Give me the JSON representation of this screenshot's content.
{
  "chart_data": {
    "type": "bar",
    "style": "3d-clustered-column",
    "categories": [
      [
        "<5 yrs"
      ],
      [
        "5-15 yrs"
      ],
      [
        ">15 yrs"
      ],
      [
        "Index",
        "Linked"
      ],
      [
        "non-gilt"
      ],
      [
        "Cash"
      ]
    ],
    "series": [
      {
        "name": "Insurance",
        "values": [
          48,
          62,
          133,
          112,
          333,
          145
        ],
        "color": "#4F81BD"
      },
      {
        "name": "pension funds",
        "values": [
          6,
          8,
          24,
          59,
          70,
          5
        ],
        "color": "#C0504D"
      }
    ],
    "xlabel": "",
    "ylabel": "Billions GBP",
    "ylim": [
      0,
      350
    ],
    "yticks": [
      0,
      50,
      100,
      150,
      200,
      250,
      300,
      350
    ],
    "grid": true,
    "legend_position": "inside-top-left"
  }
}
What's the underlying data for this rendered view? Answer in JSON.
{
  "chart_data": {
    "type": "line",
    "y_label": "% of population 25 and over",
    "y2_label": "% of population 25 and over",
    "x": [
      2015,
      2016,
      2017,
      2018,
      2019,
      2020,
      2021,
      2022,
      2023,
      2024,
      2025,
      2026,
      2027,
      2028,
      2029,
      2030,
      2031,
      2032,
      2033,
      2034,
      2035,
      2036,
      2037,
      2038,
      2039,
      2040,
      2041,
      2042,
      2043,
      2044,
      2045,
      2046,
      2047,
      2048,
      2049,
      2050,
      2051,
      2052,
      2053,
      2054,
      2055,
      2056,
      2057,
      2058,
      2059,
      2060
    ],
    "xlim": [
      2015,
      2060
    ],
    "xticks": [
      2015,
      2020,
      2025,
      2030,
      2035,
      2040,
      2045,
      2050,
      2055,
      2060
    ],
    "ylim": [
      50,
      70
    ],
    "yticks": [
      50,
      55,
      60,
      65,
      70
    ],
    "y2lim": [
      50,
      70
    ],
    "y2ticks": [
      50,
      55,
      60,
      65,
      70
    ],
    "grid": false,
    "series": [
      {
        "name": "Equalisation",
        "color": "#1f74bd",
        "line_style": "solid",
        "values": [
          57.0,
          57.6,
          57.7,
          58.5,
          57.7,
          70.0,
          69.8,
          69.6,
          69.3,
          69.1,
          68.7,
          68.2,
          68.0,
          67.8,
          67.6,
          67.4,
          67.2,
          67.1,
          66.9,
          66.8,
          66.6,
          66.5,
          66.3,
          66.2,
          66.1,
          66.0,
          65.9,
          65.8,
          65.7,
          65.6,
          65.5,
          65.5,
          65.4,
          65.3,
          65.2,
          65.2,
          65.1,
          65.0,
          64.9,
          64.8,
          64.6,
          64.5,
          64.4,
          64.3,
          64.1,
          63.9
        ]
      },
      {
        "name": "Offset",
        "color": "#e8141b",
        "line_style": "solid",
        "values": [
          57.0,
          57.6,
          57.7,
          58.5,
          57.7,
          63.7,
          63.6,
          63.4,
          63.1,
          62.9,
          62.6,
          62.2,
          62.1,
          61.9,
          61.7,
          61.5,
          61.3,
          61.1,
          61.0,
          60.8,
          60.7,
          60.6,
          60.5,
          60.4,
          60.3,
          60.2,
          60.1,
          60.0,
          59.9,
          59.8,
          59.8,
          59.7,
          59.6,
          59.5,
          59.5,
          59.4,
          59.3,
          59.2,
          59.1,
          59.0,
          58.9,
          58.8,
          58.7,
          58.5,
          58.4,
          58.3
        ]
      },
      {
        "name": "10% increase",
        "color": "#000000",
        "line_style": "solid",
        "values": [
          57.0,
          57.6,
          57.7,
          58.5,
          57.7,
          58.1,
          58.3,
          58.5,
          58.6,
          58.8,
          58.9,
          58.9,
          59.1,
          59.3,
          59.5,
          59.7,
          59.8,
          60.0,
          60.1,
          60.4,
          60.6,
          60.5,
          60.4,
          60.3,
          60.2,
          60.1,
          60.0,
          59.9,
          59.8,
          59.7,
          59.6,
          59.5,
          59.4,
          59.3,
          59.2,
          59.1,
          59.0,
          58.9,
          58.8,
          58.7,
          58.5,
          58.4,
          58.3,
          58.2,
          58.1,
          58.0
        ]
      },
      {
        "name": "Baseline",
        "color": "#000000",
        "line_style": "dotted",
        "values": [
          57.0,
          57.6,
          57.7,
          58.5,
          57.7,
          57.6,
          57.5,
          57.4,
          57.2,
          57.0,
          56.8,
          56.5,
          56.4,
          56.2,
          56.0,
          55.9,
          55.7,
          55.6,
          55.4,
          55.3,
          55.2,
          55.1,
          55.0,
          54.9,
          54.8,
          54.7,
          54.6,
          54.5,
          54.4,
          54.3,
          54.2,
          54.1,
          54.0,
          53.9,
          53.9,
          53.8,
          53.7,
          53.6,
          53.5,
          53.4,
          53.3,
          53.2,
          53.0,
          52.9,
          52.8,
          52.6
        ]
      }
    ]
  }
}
::::::::::
■ **What you need to do**: Return the entries above exactly as they appear.

■ **Response below**:
Give me the JSON representation of this screenshot's content.
{
  "chart_data": {
    "type": "bar",
    "style": "3d-clustered-column",
    "categories": [
      [
        "<5 yrs"
      ],
      [
        "5-15 yrs"
      ],
      [
        ">15 yrs"
      ],
      [
        "Index",
        "Linked"
      ],
      [
        "non-gilt"
      ],
      [
        "Cash"
      ]
    ],
    "series": [
      {
        "name": "Insurance",
        "values": [
          48,
          62,
          133,
          112,
          333,
          145
        ],
        "color": "#4F81BD"
      },
      {
        "name": "pension funds",
        "values": [
          6,
          8,
          24,
          59,
          70,
          5
        ],
        "color": "#C0504D"
      }
    ],
    "xlabel": "",
    "ylabel": "Billions GBP",
    "ylim": [
      0,
      350
    ],
    "yticks": [
      0,
      50,
      100,
      150,
      200,
      250,
      300,
      350
    ],
    "grid": true,
    "legend_position": "inside-top-left"
  }
}
What's the underlying data for this rendered view? Answer in JSON.
{
  "chart_data": {
    "type": "line",
    "y_label": "% of population 25 and over",
    "y2_label": "% of population 25 and over",
    "x": [
      2015,
      2016,
      2017,
      2018,
      2019,
      2020,
      2021,
      2022,
      2023,
      2024,
      2025,
      2026,
      2027,
      2028,
      2029,
      2030,
      2031,
      2032,
      2033,
      2034,
      2035,
      2036,
      2037,
      2038,
      2039,
      2040,
      2041,
      2042,
      2043,
      2044,
      2045,
      2046,
      2047,
      2048,
      2049,
      2050,
      2051,
      2052,
      2053,
      2054,
      2055,
      2056,
      2057,
      2058,
      2059,
      2060
    ],
    "xlim": [
      2015,
      2060
    ],
    "xticks": [
      2015,
      2020,
      2025,
      2030,
      2035,
      2040,
      2045,
      2050,
      2055,
      2060
    ],
    "ylim": [
      50,
      70
    ],
    "yticks": [
      50,
      55,
      60,
      65,
      70
    ],
    "y2lim": [
      50,
      70
    ],
    "y2ticks": [
      50,
      55,
      60,
      65,
      70
    ],
    "grid": false,
    "series": [
      {
        "name": "Equalisation",
        "color": "#1f74bd",
        "line_style": "solid",
        "values": [
          57.0,
          57.6,
          57.7,
          58.5,
          57.7,
          70.0,
          69.8,
          69.6,
          69.3,
          69.1,
          68.7,
          68.2,
          68.0,
          67.8,
          67.6,
          67.4,
          67.2,
          67.1,
          66.9,
          66.8,
          66.6,
          66.5,
          66.3,
          66.2,
          66.1,
          66.0,
          65.9,
          65.8,
          65.7,
          65.6,
          65.5,
          65.5,
          65.4,
          65.3,
          65.2,
          65.2,
          65.1,
          65.0,
          64.9,
          64.8,
          64.6,
          64.5,
          64.4,
          64.3,
          64.1,
          63.9
        ]
      },
      {
        "name": "Offset",
        "color": "#e8141b",
        "line_style": "solid",
        "values": [
          57.0,
          57.6,
          57.7,
          58.5,
          57.7,
          63.7,
          63.6,
          63.4,
          63.1,
          62.9,
          62.6,
          62.2,
          62.1,
          61.9,
          61.7,
          61.5,
          61.3,
          61.1,
          61.0,
          60.8,
          60.7,
          60.6,
          60.5,
          60.4,
          60.3,
          60.2,
          60.1,
          60.0,
          59.9,
          59.8,
          59.8,
          59.7,
          59.6,
          59.5,
          59.5,
          59.4,
          59.3,
          59.2,
          59.1,
          59.0,
          58.9,
          58.8,
          58.7,
          58.5,
          58.4,
          58.3
        ]
      },
      {
        "name": "10% increase",
        "color": "#000000",
        "line_style": "solid",
        "values": [
          57.0,
          57.6,
          57.7,
          58.5,
          57.7,
          58.1,
          58.3,
          58.5,
          58.6,
          58.8,
          58.9,
          58.9,
          59.1,
          59.3,
          59.5,
          59.7,
          59.8,
          60.0,
          60.1,
          60.4,
          60.6,
          60.5,
          60.4,
          60.3,
          60.2,
          60.1,
          60.0,
          59.9,
          59.8,
          59.7,
          59.6,
          59.5,
          59.4,
          59.3,
          59.2,
          59.1,
          59.0,
          58.9,
          58.8,
          58.7,
          58.5,
          58.4,
          58.3,
          58.2,
          58.1,
          58.0
        ]
      },
      {
        "name": "Baseline",
        "color": "#000000",
        "line_style": "dotted",
        "values": [
          57.0,
          57.6,
          57.7,
          58.5,
          57.7,
          57.6,
          57.5,
          57.4,
          57.2,
          57.0,
          56.8,
          56.5,
          56.4,
          56.2,
          56.0,
          55.9,
          55.7,
          55.6,
          55.4,
          55.3,
          55.2,
          55.1,
          55.0,
          54.9,
          54.8,
          54.7,
          54.6,
          54.5,
          54.4,
          54.3,
          54.2,
          54.1,
          54.0,
          53.9,
          53.9,
          53.8,
          53.7,
          53.6,
          53.5,
          53.4,
          53.3,
          53.2,
          53.0,
          52.9,
          52.8,
          52.6
        ]
      }
    ]
  }
}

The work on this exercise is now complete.